BEGIN Data rows
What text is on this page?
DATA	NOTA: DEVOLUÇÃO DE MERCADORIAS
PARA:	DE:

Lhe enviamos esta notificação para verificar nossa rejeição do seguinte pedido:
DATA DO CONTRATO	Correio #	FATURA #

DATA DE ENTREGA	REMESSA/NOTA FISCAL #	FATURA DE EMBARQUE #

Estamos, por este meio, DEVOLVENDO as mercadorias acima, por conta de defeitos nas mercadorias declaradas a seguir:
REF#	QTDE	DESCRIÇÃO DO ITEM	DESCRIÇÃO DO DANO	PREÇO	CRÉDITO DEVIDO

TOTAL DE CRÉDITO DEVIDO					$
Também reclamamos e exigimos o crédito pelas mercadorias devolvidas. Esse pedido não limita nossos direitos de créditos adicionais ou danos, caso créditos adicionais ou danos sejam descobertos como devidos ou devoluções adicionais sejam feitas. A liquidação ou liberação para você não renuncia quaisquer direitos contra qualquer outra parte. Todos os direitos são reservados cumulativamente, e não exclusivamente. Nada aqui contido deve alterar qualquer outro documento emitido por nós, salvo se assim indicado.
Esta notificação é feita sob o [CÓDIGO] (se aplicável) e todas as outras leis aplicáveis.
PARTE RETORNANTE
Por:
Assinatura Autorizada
END Data rows
**What you should do**. Identify every line above with the string "NOTA" in it. Copy those lines.

**Answer to this problem**.
DATA	NOTA: DEVOLUÇÃO DE MERCADORIAS
DATA DE ENTREGA	REMESSA/NOTA FISCAL #	FATURA DE EMBARQUE #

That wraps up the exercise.